STATED PROBLEM: Copy every line with the string "Xoja" in it.

DATA RECORDS:
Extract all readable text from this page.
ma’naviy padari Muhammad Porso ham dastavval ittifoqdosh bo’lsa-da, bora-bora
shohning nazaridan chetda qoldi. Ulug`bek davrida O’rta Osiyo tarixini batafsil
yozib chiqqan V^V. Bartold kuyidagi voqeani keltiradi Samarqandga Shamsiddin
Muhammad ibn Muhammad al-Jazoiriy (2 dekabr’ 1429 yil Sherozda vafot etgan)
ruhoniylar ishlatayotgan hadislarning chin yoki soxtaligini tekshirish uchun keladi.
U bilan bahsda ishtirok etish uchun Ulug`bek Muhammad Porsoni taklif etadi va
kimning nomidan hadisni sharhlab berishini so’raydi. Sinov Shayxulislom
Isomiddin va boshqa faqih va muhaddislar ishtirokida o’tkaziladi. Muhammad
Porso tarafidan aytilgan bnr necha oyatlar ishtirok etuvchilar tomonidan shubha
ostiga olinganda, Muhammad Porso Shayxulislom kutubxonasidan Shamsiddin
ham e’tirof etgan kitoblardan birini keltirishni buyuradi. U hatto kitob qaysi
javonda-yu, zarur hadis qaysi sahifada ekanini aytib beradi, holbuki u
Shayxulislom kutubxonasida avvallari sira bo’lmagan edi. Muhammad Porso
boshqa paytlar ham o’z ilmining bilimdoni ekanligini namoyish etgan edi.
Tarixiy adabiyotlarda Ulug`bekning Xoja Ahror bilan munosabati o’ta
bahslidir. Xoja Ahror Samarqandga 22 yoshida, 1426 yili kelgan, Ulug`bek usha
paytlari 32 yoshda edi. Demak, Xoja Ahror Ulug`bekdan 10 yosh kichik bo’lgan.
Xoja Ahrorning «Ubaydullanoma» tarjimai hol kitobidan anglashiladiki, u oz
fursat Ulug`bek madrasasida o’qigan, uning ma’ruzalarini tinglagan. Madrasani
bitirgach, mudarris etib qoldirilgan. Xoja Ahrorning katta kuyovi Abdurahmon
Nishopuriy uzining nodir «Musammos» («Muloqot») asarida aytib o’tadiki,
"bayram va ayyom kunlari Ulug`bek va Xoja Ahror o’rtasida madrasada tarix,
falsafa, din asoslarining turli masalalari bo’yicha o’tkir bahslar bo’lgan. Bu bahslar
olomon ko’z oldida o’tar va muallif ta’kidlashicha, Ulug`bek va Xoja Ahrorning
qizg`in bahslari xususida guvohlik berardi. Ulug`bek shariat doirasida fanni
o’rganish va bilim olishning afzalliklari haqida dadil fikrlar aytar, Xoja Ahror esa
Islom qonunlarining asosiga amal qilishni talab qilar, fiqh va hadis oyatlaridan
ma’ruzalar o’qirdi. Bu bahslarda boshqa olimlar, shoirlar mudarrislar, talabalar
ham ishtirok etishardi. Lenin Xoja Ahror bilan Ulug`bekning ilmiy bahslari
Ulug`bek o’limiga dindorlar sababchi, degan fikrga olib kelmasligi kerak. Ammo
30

EXERCISE RESPONSE:
Tarixiy adabiyotlarda Ulug`bekning Xoja Ahror bilan munosabati o’ta
bahslidir. Xoja Ahror Samarqandga 22 yoshida, 1426 yili kelgan, Ulug`bek usha
paytlari 32 yoshda edi. Demak, Xoja Ahror Ulug`bekdan 10 yosh kichik bo’lgan.
Xoja Ahrorning «Ubaydullanoma» tarjimai hol kitobidan anglashiladiki, u oz
bitirgach, mudarris etib qoldirilgan. Xoja Ahrorning katta kuyovi Abdurahmon
"bayram va ayyom kunlari Ulug`bek va Xoja Ahror o’rtasida madrasada tarix,
olomon ko’z oldida o’tar va muallif ta’kidlashicha, Ulug`bek va Xoja Ahrorning
o’rganish va bilim olishning afzalliklari haqida dadil fikrlar aytar, Xoja Ahror esa
ham ishtirok etishardi. Lenin Xoja Ahror bilan Ulug`bekning ilmiy bahslari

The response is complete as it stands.